Exercise details ▸ Which lines below hold the word "Ventas"? Report each one.

[start Task data]

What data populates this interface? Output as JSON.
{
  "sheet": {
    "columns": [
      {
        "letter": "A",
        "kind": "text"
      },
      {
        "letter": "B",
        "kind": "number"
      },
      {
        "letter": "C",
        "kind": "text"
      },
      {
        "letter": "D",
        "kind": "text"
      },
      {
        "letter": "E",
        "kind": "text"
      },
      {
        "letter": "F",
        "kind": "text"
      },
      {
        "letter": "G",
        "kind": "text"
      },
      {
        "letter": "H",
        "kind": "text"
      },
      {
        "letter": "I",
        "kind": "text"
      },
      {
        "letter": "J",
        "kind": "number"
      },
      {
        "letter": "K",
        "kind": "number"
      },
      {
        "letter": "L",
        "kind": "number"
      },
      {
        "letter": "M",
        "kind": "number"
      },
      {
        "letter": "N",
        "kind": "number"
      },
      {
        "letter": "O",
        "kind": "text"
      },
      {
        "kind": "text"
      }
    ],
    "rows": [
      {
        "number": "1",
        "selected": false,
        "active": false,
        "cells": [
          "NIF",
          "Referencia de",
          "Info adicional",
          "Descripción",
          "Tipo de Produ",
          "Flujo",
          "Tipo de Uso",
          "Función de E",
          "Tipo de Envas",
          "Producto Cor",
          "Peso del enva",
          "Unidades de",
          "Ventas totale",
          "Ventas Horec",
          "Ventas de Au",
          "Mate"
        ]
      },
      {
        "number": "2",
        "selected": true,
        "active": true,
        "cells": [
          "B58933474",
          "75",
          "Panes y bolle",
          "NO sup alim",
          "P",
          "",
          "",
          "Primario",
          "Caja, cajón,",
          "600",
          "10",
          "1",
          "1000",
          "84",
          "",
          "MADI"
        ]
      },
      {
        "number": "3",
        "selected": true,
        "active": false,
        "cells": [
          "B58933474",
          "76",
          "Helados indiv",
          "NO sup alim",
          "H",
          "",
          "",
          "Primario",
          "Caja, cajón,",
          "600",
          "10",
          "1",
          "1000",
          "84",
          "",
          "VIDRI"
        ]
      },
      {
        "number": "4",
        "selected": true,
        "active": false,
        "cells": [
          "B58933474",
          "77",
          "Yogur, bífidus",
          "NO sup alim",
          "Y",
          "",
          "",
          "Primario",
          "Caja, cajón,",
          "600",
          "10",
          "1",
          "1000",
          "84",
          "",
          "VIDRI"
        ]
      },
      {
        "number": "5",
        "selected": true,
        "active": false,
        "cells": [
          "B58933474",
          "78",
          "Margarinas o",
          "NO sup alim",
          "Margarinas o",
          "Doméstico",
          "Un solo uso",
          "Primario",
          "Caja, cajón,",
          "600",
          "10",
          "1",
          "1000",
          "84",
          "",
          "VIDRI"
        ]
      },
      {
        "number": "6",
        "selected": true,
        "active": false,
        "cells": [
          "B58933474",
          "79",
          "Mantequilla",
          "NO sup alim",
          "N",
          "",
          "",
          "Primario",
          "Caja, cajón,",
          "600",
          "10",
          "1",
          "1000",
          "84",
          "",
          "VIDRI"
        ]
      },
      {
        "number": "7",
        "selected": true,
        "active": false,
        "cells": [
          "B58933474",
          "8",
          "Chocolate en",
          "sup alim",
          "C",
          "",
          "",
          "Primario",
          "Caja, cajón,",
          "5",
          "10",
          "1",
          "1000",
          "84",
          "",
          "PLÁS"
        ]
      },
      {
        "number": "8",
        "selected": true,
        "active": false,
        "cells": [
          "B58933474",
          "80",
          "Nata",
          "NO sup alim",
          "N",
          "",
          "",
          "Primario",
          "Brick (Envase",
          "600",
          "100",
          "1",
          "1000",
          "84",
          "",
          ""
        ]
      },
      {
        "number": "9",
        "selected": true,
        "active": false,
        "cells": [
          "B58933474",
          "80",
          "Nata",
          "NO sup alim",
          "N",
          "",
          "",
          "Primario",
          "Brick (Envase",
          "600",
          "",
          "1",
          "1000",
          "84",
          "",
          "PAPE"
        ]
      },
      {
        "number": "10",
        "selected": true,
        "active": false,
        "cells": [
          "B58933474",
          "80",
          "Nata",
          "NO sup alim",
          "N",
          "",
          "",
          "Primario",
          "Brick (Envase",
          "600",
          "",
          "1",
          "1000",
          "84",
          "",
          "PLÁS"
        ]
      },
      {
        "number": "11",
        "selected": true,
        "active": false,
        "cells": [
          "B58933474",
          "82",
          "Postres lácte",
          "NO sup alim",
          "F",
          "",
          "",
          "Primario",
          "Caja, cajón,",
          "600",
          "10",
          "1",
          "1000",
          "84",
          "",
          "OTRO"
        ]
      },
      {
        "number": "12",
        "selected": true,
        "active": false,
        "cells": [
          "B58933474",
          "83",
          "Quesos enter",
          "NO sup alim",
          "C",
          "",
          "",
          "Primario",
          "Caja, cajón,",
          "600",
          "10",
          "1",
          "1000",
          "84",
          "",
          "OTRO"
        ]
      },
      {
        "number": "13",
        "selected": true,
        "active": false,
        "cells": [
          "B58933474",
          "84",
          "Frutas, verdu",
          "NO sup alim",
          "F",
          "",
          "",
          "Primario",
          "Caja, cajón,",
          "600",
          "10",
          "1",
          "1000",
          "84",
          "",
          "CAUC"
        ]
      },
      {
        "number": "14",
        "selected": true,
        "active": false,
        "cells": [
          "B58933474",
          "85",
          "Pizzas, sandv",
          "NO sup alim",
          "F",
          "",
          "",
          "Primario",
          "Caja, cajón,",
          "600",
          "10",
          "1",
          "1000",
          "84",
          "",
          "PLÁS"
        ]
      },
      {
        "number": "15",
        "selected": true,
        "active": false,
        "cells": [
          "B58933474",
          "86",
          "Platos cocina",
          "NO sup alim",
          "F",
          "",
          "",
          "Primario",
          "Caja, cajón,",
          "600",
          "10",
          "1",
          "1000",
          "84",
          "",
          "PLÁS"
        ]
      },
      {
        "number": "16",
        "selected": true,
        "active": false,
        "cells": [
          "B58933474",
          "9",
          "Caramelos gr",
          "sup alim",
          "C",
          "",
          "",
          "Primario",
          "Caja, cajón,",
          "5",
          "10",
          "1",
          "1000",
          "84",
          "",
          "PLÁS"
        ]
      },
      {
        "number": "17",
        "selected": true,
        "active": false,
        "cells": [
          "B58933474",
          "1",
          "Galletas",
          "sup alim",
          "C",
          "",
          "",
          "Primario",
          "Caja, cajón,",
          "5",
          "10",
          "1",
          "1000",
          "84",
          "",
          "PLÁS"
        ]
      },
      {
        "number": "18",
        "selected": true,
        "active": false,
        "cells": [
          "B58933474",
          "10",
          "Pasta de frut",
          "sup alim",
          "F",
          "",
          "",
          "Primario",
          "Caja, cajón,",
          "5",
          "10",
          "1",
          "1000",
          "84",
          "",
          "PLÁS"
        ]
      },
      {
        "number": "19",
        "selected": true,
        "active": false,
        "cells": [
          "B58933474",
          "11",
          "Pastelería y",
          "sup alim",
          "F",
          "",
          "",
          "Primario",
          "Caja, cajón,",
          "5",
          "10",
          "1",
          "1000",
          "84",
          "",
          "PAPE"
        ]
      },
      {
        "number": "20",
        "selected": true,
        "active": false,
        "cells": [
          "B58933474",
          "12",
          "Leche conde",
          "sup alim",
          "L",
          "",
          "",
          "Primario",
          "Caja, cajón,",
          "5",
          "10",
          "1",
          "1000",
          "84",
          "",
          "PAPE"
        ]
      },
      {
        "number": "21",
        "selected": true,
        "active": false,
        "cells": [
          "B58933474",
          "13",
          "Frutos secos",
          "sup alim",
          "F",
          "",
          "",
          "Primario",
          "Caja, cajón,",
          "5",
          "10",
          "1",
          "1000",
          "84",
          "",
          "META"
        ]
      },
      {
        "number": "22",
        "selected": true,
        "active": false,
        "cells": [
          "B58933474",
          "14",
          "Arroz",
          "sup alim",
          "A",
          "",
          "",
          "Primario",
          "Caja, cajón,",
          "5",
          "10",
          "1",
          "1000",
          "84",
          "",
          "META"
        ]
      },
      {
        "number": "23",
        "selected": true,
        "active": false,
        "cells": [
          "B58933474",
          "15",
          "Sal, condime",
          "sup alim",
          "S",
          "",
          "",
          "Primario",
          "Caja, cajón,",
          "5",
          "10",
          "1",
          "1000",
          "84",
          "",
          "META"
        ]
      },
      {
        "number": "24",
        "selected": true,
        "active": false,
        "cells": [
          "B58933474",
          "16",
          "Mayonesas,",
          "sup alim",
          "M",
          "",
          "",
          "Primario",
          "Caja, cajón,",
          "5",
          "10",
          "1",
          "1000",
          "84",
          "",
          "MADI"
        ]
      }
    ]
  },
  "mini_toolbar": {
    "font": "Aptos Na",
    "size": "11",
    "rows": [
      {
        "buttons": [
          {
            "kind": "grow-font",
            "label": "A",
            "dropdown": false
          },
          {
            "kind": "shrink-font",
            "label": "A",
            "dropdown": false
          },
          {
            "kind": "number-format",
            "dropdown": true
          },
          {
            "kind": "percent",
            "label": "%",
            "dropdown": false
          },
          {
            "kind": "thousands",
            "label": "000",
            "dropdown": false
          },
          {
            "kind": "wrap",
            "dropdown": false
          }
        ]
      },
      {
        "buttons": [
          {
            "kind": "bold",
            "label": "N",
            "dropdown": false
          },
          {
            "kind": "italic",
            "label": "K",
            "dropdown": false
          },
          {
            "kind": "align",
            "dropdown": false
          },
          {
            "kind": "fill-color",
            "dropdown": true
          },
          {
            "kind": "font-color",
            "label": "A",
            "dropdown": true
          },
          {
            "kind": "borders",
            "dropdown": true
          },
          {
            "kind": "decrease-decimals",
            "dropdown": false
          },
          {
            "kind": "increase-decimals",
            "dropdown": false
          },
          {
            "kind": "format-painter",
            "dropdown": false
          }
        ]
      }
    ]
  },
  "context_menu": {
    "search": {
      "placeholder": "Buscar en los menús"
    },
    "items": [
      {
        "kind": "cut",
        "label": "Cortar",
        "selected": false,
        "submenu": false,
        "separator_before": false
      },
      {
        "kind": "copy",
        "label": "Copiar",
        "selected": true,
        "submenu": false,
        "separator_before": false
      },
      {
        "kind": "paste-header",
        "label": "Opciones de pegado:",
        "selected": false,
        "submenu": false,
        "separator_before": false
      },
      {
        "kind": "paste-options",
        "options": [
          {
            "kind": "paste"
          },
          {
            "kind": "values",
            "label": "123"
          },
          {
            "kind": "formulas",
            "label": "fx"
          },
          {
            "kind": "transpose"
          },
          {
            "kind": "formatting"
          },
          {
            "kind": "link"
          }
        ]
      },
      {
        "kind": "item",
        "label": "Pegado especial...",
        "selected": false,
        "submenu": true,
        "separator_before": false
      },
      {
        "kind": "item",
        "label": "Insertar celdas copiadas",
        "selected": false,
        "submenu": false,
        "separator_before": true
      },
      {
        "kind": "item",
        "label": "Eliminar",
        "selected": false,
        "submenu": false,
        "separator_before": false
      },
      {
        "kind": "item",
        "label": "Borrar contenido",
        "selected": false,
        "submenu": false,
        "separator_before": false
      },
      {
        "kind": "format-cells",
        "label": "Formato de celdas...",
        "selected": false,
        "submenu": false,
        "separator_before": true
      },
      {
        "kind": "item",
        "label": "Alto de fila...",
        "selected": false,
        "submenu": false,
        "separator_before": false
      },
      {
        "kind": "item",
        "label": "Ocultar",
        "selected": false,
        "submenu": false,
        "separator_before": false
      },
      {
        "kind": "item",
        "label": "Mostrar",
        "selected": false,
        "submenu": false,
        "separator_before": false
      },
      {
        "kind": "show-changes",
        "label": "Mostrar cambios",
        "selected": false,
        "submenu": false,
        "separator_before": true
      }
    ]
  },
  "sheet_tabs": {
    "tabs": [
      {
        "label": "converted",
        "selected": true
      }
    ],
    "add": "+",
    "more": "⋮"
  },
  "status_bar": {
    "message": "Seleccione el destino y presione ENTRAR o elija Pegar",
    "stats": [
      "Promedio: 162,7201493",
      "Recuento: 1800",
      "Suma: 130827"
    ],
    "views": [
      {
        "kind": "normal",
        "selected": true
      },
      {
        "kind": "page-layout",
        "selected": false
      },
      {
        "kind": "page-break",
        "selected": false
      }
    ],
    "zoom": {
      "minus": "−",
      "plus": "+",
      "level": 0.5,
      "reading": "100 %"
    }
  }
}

[end Task data]

Written response ▸
          "Ventas totale",
          "Ventas Horec",
          "Ventas de Au",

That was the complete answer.